# Machine oil burn off



## Leon1972 (Mar 17, 2019)

hello! Just got my Traeger Pro 780. Question about burning off the machine oiL. 
     After about an hour it still smelt funny. Does that happen when it burns hot enough or is it still the machine oil?
     I did the usual “seasoning” steps. 30 minute at 350 then 30 at 450. Still smelt after all that. How long does burn off usually take?
Thanks guys.


----------



## mike243 (Mar 18, 2019)

I'm late to the party but lownslow for a hour or 2 will put out some smoke to coat it more than likely


----------



## daveomak (Mar 18, 2019)

Set it at 450 and let it run for several hours...   Since you did it once already, now spray the inside with veggie oil before cranking up the heat the second time to condition your new smoker......


----------



## Leon1972 (Mar 18, 2019)

Won’t I just be covering the remaining machine oil?
Won’t it have to burn off the veggie oil before it gets to the remainder of the machine oil?

■ ■ ■

Required task A: In the thread on machine oil burn-off, why does daveomak suggest spraying the inside with veggie oil before the second high-heat run? Answer in one to three sentences.
The thread and the listing have nothing to do with each other.

■ ■ ■

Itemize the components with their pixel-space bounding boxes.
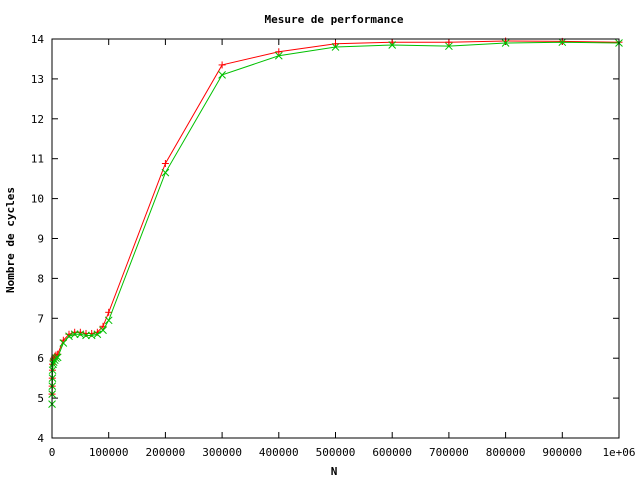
x-tick-label: 600000 xyxy=(372,446,412,459)
data-point xyxy=(65,332,73,341)
data-point xyxy=(332,40,339,48)
x-tick-label: 900000 xyxy=(542,446,582,459)
data-point xyxy=(445,38,453,46)
series-2 xyxy=(48,38,623,408)
data-point xyxy=(558,38,567,47)
data-point xyxy=(218,71,226,79)
x-axis-label: N xyxy=(331,465,338,478)
data-point xyxy=(49,358,58,367)
x-tick-label: 800000 xyxy=(486,446,526,459)
y-tick-label: 10 xyxy=(31,193,44,206)
data-point xyxy=(218,61,226,69)
y-tick-label: 5 xyxy=(37,392,44,405)
data-point xyxy=(161,168,170,177)
data-point xyxy=(70,330,79,339)
y-tick-label: 14 xyxy=(31,33,45,46)
y-tick-label: 8 xyxy=(37,272,44,285)
x-tick-label: 400000 xyxy=(259,446,299,459)
series-layer xyxy=(48,37,623,408)
data-point xyxy=(105,308,113,316)
x-tick-label: 300000 xyxy=(202,446,242,459)
y-tick-label: 6 xyxy=(37,352,44,365)
data-point xyxy=(48,366,57,375)
y-tick-label: 4 xyxy=(37,432,44,445)
chart-title: Mesure de performance xyxy=(264,13,403,26)
x-tick-label: 500000 xyxy=(316,446,356,459)
data-point xyxy=(59,339,68,347)
series-2-line xyxy=(51,41,620,405)
x-tick-label: 1e+06 xyxy=(602,446,635,459)
x-tick-label: 700000 xyxy=(429,446,469,459)
data-point xyxy=(99,326,107,335)
data-point xyxy=(274,51,283,60)
x-tick-label: 100000 xyxy=(89,446,129,459)
data-point xyxy=(501,39,510,47)
data-point xyxy=(93,330,102,339)
y-tick-label: 12 xyxy=(31,113,44,126)
y-tick-label: 13 xyxy=(31,73,44,86)
data-point xyxy=(82,331,90,340)
data-point xyxy=(52,354,60,363)
data-point xyxy=(388,41,397,49)
data-point xyxy=(161,159,169,167)
data-point xyxy=(275,48,283,56)
x-tick-label: 0 xyxy=(49,446,56,459)
data-point xyxy=(49,360,57,369)
data-point xyxy=(331,43,340,51)
plot-frame xyxy=(51,38,620,439)
y-tick-label: 9 xyxy=(37,233,44,246)
data-point xyxy=(445,42,453,51)
axes: 4 5 6 7 8 9 10 11 12 13 14 0 100000 200000 300000 40000… xyxy=(31,33,636,459)
y-axis-label: Nombre de cycles xyxy=(4,187,17,293)
y-tick-label: 11 xyxy=(31,153,44,166)
data-point xyxy=(53,353,62,362)
data-point xyxy=(104,316,113,325)
x-tick-label: 200000 xyxy=(146,446,186,459)
y-tick-label: 7 xyxy=(37,312,44,325)
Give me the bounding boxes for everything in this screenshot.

■ ■ ■

Required task B: From the listing, write out the lines starting with the line containing "x-tick-label: 600000 xyxy=(372,446,412,459)" and going through the line containing "x-tick-label: 1e+06 xyxy=(602,446,635,459)".

Written answer A: Leon1972 has already done one burn-off, so daveomak suggests spraying the inside with veggie oil before turning the heat up a second time. According to daveomak, this conditions the new smoker.

Written answer B:
x-tick-label: 600000 xyxy=(372,446,412,459)
data-point xyxy=(65,332,73,341)
data-point xyxy=(332,40,339,48)
x-tick-label: 900000 xyxy=(542,446,582,459)
data-point xyxy=(445,38,453,46)
series-2 xyxy=(48,38,623,408)
data-point xyxy=(558,38,567,47)
data-point xyxy=(218,71,226,79)
x-axis-label: N xyxy=(331,465,338,478)
data-point xyxy=(49,358,58,367)
x-tick-label: 800000 xyxy=(486,446,526,459)
y-tick-label: 10 xyxy=(31,193,44,206)
data-point xyxy=(218,61,226,69)
y-tick-label: 5 xyxy=(37,392,44,405)
data-point xyxy=(161,168,170,177)
data-point xyxy=(70,330,79,339)
y-tick-label: 14 xyxy=(31,33,45,46)
y-tick-label: 8 xyxy=(37,272,44,285)
x-tick-label: 400000 xyxy=(259,446,299,459)
series-layer xyxy=(48,37,623,408)
data-point xyxy=(105,308,113,316)
x-tick-label: 300000 xyxy=(202,446,242,459)
y-tick-label: 6 xyxy=(37,352,44,365)
data-point xyxy=(48,366,57,375)
y-tick-label: 4 xyxy=(37,432,44,445)
chart-title: Mesure de performance xyxy=(264,13,403,26)
x-tick-label: 500000 xyxy=(316,446,356,459)
data-point xyxy=(59,339,68,347)
series-2-line xyxy=(51,41,620,405)
x-tick-label: 1e+06 xyxy=(602,446,635,459)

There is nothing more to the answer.